## Task goal
Make an exact copy of all the records.

## Data shown
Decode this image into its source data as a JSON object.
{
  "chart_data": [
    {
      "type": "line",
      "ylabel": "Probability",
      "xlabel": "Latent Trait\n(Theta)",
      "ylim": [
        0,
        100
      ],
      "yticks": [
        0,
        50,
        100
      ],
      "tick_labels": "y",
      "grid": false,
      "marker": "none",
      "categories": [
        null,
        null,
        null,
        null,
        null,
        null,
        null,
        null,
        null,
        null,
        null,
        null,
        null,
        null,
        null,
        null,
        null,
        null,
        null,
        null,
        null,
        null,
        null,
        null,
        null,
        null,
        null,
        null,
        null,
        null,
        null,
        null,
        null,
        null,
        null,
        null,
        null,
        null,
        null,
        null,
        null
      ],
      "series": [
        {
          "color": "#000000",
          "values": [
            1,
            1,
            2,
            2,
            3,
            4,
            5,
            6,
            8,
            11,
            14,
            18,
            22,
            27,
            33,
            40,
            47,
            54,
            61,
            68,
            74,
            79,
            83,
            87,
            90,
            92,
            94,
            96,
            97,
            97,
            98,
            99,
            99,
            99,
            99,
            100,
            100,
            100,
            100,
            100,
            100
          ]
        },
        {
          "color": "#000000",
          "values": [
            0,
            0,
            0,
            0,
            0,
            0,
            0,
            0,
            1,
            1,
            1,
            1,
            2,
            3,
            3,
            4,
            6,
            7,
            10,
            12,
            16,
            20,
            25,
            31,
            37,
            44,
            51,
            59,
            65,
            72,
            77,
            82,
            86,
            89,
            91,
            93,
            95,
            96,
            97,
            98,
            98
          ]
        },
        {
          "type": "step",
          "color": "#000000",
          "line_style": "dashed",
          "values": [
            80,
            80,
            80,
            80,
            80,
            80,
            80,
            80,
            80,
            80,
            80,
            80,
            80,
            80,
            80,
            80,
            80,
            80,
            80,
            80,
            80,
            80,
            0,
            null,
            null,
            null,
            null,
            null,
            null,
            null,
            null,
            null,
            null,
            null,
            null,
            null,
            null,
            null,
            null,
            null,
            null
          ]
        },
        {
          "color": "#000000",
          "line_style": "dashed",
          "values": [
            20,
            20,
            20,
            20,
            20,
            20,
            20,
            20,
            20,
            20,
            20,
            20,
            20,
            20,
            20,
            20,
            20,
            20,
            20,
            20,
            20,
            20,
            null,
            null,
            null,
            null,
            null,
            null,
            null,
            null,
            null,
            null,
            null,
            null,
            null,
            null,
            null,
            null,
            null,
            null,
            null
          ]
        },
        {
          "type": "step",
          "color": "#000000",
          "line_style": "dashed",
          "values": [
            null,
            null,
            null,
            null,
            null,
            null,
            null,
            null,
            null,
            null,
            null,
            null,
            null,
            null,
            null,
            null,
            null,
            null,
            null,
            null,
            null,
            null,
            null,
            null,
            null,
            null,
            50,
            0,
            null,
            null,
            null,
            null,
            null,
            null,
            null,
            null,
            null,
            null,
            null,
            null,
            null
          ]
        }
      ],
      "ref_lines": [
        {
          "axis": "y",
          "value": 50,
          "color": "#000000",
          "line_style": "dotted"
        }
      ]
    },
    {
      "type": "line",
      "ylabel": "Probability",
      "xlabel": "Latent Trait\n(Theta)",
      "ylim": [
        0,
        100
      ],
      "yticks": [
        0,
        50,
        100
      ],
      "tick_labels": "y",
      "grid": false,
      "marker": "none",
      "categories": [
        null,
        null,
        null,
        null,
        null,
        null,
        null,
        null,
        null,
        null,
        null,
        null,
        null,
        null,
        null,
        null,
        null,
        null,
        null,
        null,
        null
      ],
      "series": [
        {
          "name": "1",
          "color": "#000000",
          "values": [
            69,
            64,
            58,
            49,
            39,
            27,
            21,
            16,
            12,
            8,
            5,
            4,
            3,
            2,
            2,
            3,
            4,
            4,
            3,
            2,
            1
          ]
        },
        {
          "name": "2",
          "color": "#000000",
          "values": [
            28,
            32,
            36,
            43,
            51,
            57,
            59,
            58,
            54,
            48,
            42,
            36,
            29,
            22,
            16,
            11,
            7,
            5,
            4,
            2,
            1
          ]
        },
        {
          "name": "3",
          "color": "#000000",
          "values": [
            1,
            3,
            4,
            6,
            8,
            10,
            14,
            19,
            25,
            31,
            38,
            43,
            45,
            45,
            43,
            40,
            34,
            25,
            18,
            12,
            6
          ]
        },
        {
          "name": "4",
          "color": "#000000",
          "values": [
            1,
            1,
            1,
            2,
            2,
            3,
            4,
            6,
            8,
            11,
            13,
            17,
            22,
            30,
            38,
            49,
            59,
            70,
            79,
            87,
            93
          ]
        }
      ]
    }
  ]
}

## Response to the task
Decode this image into its source data as a JSON object.
{
  "chart_data": [
    {
      "type": "line",
      "ylabel": "Probability",
      "xlabel": "Latent Trait\n(Theta)",
      "ylim": [
        0,
        100
      ],
      "yticks": [
        0,
        50,
        100
      ],
      "tick_labels": "y",
      "grid": false,
      "marker": "none",
      "categories": [
        null,
        null,
        null,
        null,
        null,
        null,
        null,
        null,
        null,
        null,
        null,
        null,
        null,
        null,
        null,
        null,
        null,
        null,
        null,
        null,
        null,
        null,
        null,
        null,
        null,
        null,
        null,
        null,
        null,
        null,
        null,
        null,
        null,
        null,
        null,
        null,
        null,
        null,
        null,
        null,
        null
      ],
      "series": [
        {
          "color": "#000000",
          "values": [
            1,
            1,
            2,
            2,
            3,
            4,
            5,
            6,
            8,
            11,
            14,
            18,
            22,
            27,
            33,
            40,
            47,
            54,
            61,
            68,
            74,
            79,
            83,
            87,
            90,
            92,
            94,
            96,
            97,
            97,
            98,
            99,
            99,
            99,
            99,
            100,
            100,
            100,
            100,
            100,
            100
          ]
        },
        {
          "color": "#000000",
          "values": [
            0,
            0,
            0,
            0,
            0,
            0,
            0,
            0,
            1,
            1,
            1,
            1,
            2,
            3,
            3,
            4,
            6,
            7,
            10,
            12,
            16,
            20,
            25,
            31,
            37,
            44,
            51,
            59,
            65,
            72,
            77,
            82,
            86,
            89,
            91,
            93,
            95,
            96,
            97,
            98,
            98
          ]
        },
        {
          "type": "step",
          "color": "#000000",
          "line_style": "dashed",
          "values": [
            80,
            80,
            80,
            80,
            80,
            80,
            80,
            80,
            80,
            80,
            80,
            80,
            80,
            80,
            80,
            80,
            80,
            80,
            80,
            80,
            80,
            80,
            0,
            null,
            null,
            null,
            null,
            null,
            null,
            null,
            null,
            null,
            null,
            null,
            null,
            null,
            null,
            null,
            null,
            null,
            null
          ]
        },
        {
          "color": "#000000",
          "line_style": "dashed",
          "values": [
            20,
            20,
            20,
            20,
            20,
            20,
            20,
            20,
            20,
            20,
            20,
            20,
            20,
            20,
            20,
            20,
            20,
            20,
            20,
            20,
            20,
            20,
            null,
            null,
            null,
            null,
            null,
            null,
            null,
            null,
            null,
            null,
            null,
            null,
            null,
            null,
            null,
            null,
            null,
            null,
            null
          ]
        },
        {
          "type": "step",
          "color": "#000000",
          "line_style": "dashed",
          "values": [
            null,
            null,
            null,
            null,
            null,
            null,
            null,
            null,
            null,
            null,
            null,
            null,
            null,
            null,
            null,
            null,
            null,
            null,
            null,
            null,
            null,
            null,
            null,
            null,
            null,
            null,
            50,
            0,
            null,
            null,
            null,
            null,
            null,
            null,
            null,
            null,
            null,
            null,
            null,
            null,
            null
          ]
        }
      ],
      "ref_lines": [
        {
          "axis": "y",
          "value": 50,
          "color": "#000000",
          "line_style": "dotted"
        }
      ]
    },
    {
      "type": "line",
      "ylabel": "Probability",
      "xlabel": "Latent Trait\n(Theta)",
      "ylim": [
        0,
        100
      ],
      "yticks": [
        0,
        50,
        100
      ],
      "tick_labels": "y",
      "grid": false,
      "marker": "none",
      "categories": [
        null,
        null,
        null,
        null,
        null,
        null,
        null,
        null,
        null,
        null,
        null,
        null,
        null,
        null,
        null,
        null,
        null,
        null,
        null,
        null,
        null
      ],
      "series": [
        {
          "name": "1",
          "color": "#000000",
          "values": [
            69,
            64,
            58,
            49,
            39,
            27,
            21,
            16,
            12,
            8,
            5,
            4,
            3,
            2,
            2,
            3,
            4,
            4,
            3,
            2,
            1
          ]
        },
        {
          "name": "2",
          "color": "#000000",
          "values": [
            28,
            32,
            36,
            43,
            51,
            57,
            59,
            58,
            54,
            48,
            42,
            36,
            29,
            22,
            16,
            11,
            7,
            5,
            4,
            2,
            1
          ]
        },
        {
          "name": "3",
          "color": "#000000",
          "values": [
            1,
            3,
            4,
            6,
            8,
            10,
            14,
            19,
            25,
            31,
            38,
            43,
            45,
            45,
            43,
            40,
            34,
            25,
            18,
            12,
            6
          ]
        },
        {
          "name": "4",
          "color": "#000000",
          "values": [
            1,
            1,
            1,
            2,
            2,
            3,
            4,
            6,
            8,
            11,
            13,
            17,
            22,
            30,
            38,
            49,
            59,
            70,
            79,
            87,
            93
          ]
        }
      ]
    }
  ]
}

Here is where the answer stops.